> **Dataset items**
- - - - -

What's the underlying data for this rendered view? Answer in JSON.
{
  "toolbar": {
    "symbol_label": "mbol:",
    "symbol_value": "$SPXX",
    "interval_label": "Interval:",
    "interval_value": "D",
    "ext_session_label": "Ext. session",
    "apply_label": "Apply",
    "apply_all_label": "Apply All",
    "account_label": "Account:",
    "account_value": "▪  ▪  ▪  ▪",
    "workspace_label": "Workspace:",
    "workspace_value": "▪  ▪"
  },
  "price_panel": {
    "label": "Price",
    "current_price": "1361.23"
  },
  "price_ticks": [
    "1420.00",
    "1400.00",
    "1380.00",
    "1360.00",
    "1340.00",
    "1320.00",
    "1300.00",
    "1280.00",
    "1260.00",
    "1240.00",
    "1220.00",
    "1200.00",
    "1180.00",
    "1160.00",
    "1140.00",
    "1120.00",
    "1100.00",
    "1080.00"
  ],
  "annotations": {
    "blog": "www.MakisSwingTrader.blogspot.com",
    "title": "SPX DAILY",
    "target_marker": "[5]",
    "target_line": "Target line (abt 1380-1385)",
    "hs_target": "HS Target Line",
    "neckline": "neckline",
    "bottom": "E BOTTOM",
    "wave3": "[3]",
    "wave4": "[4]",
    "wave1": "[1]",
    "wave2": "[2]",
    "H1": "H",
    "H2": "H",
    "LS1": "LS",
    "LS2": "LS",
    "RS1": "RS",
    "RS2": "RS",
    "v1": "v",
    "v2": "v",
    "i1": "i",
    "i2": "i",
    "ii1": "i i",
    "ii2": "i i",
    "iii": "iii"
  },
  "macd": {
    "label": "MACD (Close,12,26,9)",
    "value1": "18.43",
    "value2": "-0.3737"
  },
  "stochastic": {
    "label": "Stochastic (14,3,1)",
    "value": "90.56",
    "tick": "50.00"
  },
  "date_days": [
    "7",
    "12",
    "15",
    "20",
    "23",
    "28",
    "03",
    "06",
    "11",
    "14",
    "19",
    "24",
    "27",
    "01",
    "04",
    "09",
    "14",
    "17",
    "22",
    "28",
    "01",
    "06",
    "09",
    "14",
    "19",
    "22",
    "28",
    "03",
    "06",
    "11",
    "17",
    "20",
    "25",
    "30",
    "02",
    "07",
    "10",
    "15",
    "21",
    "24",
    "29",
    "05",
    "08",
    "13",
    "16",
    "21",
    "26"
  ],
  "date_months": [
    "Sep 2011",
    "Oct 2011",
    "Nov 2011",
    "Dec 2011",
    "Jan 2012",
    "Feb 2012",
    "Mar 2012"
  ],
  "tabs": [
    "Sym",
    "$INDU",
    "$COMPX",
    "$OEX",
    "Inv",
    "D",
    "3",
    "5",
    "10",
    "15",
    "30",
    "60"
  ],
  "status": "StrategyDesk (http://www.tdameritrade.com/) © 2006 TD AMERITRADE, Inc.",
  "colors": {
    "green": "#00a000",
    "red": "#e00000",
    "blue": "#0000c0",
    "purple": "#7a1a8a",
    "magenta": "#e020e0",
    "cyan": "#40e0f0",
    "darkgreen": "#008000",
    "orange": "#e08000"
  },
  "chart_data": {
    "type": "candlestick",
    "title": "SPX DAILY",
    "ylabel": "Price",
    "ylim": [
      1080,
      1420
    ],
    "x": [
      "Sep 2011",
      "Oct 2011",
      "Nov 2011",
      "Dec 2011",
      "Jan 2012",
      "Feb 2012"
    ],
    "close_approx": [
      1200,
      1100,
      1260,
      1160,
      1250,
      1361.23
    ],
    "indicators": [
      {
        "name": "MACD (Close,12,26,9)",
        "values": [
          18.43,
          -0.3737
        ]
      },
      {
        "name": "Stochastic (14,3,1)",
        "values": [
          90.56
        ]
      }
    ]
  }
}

- - - - -

Using the data above, print every record exactly as shown.

What's the underlying data for this rendered view? Answer in JSON.
{
  "toolbar": {
    "symbol_label": "mbol:",
    "symbol_value": "$SPXX",
    "interval_label": "Interval:",
    "interval_value": "D",
    "ext_session_label": "Ext. session",
    "apply_label": "Apply",
    "apply_all_label": "Apply All",
    "account_label": "Account:",
    "account_value": "▪  ▪  ▪  ▪",
    "workspace_label": "Workspace:",
    "workspace_value": "▪  ▪"
  },
  "price_panel": {
    "label": "Price",
    "current_price": "1361.23"
  },
  "price_ticks": [
    "1420.00",
    "1400.00",
    "1380.00",
    "1360.00",
    "1340.00",
    "1320.00",
    "1300.00",
    "1280.00",
    "1260.00",
    "1240.00",
    "1220.00",
    "1200.00",
    "1180.00",
    "1160.00",
    "1140.00",
    "1120.00",
    "1100.00",
    "1080.00"
  ],
  "annotations": {
    "blog": "www.MakisSwingTrader.blogspot.com",
    "title": "SPX DAILY",
    "target_marker": "[5]",
    "target_line": "Target line (abt 1380-1385)",
    "hs_target": "HS Target Line",
    "neckline": "neckline",
    "bottom": "E BOTTOM",
    "wave3": "[3]",
    "wave4": "[4]",
    "wave1": "[1]",
    "wave2": "[2]",
    "H1": "H",
    "H2": "H",
    "LS1": "LS",
    "LS2": "LS",
    "RS1": "RS",
    "RS2": "RS",
    "v1": "v",
    "v2": "v",
    "i1": "i",
    "i2": "i",
    "ii1": "i i",
    "ii2": "i i",
    "iii": "iii"
  },
  "macd": {
    "label": "MACD (Close,12,26,9)",
    "value1": "18.43",
    "value2": "-0.3737"
  },
  "stochastic": {
    "label": "Stochastic (14,3,1)",
    "value": "90.56",
    "tick": "50.00"
  },
  "date_days": [
    "7",
    "12",
    "15",
    "20",
    "23",
    "28",
    "03",
    "06",
    "11",
    "14",
    "19",
    "24",
    "27",
    "01",
    "04",
    "09",
    "14",
    "17",
    "22",
    "28",
    "01",
    "06",
    "09",
    "14",
    "19",
    "22",
    "28",
    "03",
    "06",
    "11",
    "17",
    "20",
    "25",
    "30",
    "02",
    "07",
    "10",
    "15",
    "21",
    "24",
    "29",
    "05",
    "08",
    "13",
    "16",
    "21",
    "26"
  ],
  "date_months": [
    "Sep 2011",
    "Oct 2011",
    "Nov 2011",
    "Dec 2011",
    "Jan 2012",
    "Feb 2012",
    "Mar 2012"
  ],
  "tabs": [
    "Sym",
    "$INDU",
    "$COMPX",
    "$OEX",
    "Inv",
    "D",
    "3",
    "5",
    "10",
    "15",
    "30",
    "60"
  ],
  "status": "StrategyDesk (http://www.tdameritrade.com/) © 2006 TD AMERITRADE, Inc.",
  "colors": {
    "green": "#00a000",
    "red": "#e00000",
    "blue": "#0000c0",
    "purple": "#7a1a8a",
    "magenta": "#e020e0",
    "cyan": "#40e0f0",
    "darkgreen": "#008000",
    "orange": "#e08000"
  },
  "chart_data": {
    "type": "candlestick",
    "title": "SPX DAILY",
    "ylabel": "Price",
    "ylim": [
      1080,
      1420
    ],
    "x": [
      "Sep 2011",
      "Oct 2011",
      "Nov 2011",
      "Dec 2011",
      "Jan 2012",
      "Feb 2012"
    ],
    "close_approx": [
      1200,
      1100,
      1260,
      1160,
      1250,
      1361.23
    ],
    "indicators": [
      {
        "name": "MACD (Close,12,26,9)",
        "values": [
          18.43,
          -0.3737
        ]
      },
      {
        "name": "Stochastic (14,3,1)",
        "values": [
          90.56
        ]
      }
    ]
  }
}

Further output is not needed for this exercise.